_RECORD EXCERPTS:_

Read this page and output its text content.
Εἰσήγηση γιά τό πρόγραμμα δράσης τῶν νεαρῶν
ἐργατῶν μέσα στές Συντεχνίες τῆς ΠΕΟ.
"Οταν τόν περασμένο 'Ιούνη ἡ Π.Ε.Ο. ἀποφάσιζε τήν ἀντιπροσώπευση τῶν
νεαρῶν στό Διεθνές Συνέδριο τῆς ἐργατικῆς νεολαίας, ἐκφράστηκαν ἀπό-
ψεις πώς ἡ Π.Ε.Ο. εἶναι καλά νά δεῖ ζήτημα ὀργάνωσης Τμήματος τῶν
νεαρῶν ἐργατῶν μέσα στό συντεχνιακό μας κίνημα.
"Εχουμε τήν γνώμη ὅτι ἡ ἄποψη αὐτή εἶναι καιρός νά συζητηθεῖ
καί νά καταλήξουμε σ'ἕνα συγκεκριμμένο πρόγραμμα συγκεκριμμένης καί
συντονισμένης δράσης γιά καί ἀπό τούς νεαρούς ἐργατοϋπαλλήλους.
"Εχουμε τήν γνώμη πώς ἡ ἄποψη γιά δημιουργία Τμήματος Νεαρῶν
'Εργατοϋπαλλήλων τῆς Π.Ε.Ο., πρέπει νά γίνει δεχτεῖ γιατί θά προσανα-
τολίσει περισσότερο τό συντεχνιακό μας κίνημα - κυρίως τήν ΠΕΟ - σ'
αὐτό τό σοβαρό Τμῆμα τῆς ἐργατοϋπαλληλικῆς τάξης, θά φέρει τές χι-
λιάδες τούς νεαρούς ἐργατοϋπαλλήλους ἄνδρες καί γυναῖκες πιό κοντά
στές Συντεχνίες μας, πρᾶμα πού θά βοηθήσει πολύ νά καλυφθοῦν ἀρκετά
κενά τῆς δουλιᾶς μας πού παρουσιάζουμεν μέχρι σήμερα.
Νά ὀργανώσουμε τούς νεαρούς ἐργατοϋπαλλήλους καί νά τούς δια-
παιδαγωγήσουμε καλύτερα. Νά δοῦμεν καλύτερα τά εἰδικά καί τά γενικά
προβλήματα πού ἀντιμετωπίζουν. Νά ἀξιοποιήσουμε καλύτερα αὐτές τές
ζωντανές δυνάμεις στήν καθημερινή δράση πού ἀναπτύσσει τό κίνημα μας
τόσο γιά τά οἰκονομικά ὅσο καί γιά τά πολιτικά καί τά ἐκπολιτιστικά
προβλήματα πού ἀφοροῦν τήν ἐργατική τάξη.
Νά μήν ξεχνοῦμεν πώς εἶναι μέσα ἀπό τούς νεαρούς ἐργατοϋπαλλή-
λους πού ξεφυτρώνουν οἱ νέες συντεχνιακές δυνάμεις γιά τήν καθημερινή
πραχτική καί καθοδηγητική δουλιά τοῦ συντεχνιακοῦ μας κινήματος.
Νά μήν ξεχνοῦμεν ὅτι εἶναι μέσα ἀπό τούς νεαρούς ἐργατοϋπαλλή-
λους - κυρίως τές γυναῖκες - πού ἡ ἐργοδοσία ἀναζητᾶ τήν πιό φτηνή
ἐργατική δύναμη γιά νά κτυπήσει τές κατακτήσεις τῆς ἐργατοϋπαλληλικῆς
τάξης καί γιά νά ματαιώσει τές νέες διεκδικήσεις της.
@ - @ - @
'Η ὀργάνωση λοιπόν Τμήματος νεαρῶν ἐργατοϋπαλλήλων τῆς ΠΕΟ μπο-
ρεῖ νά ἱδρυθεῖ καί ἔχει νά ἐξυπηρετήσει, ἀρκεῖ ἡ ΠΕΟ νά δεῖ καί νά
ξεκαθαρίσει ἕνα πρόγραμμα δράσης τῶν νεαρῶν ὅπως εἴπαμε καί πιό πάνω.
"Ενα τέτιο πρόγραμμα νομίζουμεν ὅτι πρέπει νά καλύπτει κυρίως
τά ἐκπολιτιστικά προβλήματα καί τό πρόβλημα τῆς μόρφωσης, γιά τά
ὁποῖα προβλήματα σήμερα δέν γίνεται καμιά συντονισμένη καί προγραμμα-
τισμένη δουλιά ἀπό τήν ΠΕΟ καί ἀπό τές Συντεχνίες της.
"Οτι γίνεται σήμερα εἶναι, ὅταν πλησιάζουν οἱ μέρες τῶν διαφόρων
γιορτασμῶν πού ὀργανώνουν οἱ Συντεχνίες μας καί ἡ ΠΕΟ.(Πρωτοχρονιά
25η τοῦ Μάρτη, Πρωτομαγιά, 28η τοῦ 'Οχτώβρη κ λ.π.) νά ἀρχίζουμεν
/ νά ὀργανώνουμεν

_WHAT TO WORK ON:_ Copy out all of the records above with nothing altered.

_SOLUTION TO THE PROBLEM:_
Read this page and output its text content.
Εἰσήγηση γιά τό πρόγραμμα δράσης τῶν νεαρῶν
ἐργατῶν μέσα στές Συντεχνίες τῆς ΠΕΟ.
"Οταν τόν περασμένο 'Ιούνη ἡ Π.Ε.Ο. ἀποφάσιζε τήν ἀντιπροσώπευση τῶν
νεαρῶν στό Διεθνές Συνέδριο τῆς ἐργατικῆς νεολαίας, ἐκφράστηκαν ἀπό-
ψεις πώς ἡ Π.Ε.Ο. εἶναι καλά νά δεῖ ζήτημα ὀργάνωσης Τμήματος τῶν
νεαρῶν ἐργατῶν μέσα στό συντεχνιακό μας κίνημα.
"Εχουμε τήν γνώμη ὅτι ἡ ἄποψη αὐτή εἶναι καιρός νά συζητηθεῖ
καί νά καταλήξουμε σ'ἕνα συγκεκριμμένο πρόγραμμα συγκεκριμμένης καί
συντονισμένης δράσης γιά καί ἀπό τούς νεαρούς ἐργατοϋπαλλήλους.
"Εχουμε τήν γνώμη πώς ἡ ἄποψη γιά δημιουργία Τμήματος Νεαρῶν
'Εργατοϋπαλλήλων τῆς Π.Ε.Ο., πρέπει νά γίνει δεχτεῖ γιατί θά προσανα-
τολίσει περισσότερο τό συντεχνιακό μας κίνημα - κυρίως τήν ΠΕΟ - σ'
αὐτό τό σοβαρό Τμῆμα τῆς ἐργατοϋπαλληλικῆς τάξης, θά φέρει τές χι-
λιάδες τούς νεαρούς ἐργατοϋπαλλήλους ἄνδρες καί γυναῖκες πιό κοντά
στές Συντεχνίες μας, πρᾶμα πού θά βοηθήσει πολύ νά καλυφθοῦν ἀρκετά
κενά τῆς δουλιᾶς μας πού παρουσιάζουμεν μέχρι σήμερα.
Νά ὀργανώσουμε τούς νεαρούς ἐργατοϋπαλλήλους καί νά τούς δια-
παιδαγωγήσουμε καλύτερα. Νά δοῦμεν καλύτερα τά εἰδικά καί τά γενικά
προβλήματα πού ἀντιμετωπίζουν. Νά ἀξιοποιήσουμε καλύτερα αὐτές τές
ζωντανές δυνάμεις στήν καθημερινή δράση πού ἀναπτύσσει τό κίνημα μας
τόσο γιά τά οἰκονομικά ὅσο καί γιά τά πολιτικά καί τά ἐκπολιτιστικά
προβλήματα πού ἀφοροῦν τήν ἐργατική τάξη.
Νά μήν ξεχνοῦμεν πώς εἶναι μέσα ἀπό τούς νεαρούς ἐργατοϋπαλλή-
λους πού ξεφυτρώνουν οἱ νέες συντεχνιακές δυνάμεις γιά τήν καθημερινή
πραχτική καί καθοδηγητική δουλιά τοῦ συντεχνιακοῦ μας κινήματος.
Νά μήν ξεχνοῦμεν ὅτι εἶναι μέσα ἀπό τούς νεαρούς ἐργατοϋπαλλή-
λους - κυρίως τές γυναῖκες - πού ἡ ἐργοδοσία ἀναζητᾶ τήν πιό φτηνή
ἐργατική δύναμη γιά νά κτυπήσει τές κατακτήσεις τῆς ἐργατοϋπαλληλικῆς
τάξης καί γιά νά ματαιώσει τές νέες διεκδικήσεις της.
@ - @ - @
'Η ὀργάνωση λοιπόν Τμήματος νεαρῶν ἐργατοϋπαλλήλων τῆς ΠΕΟ μπο-
ρεῖ νά ἱδρυθεῖ καί ἔχει νά ἐξυπηρετήσει, ἀρκεῖ ἡ ΠΕΟ νά δεῖ καί νά
ξεκαθαρίσει ἕνα πρόγραμμα δράσης τῶν νεαρῶν ὅπως εἴπαμε καί πιό πάνω.
"Ενα τέτιο πρόγραμμα νομίζουμεν ὅτι πρέπει νά καλύπτει κυρίως
τά ἐκπολιτιστικά προβλήματα καί τό πρόβλημα τῆς μόρφωσης, γιά τά
ὁποῖα προβλήματα σήμερα δέν γίνεται καμιά συντονισμένη καί προγραμμα-
τισμένη δουλιά ἀπό τήν ΠΕΟ καί ἀπό τές Συντεχνίες της.
"Οτι γίνεται σήμερα εἶναι, ὅταν πλησιάζουν οἱ μέρες τῶν διαφόρων
γιορτασμῶν πού ὀργανώνουν οἱ Συντεχνίες μας καί ἡ ΠΕΟ.(Πρωτοχρονιά
25η τοῦ Μάρτη, Πρωτομαγιά, 28η τοῦ 'Οχτώβρη κ λ.π.) νά ἀρχίζουμεν
/ νά ὀργανώνουμεν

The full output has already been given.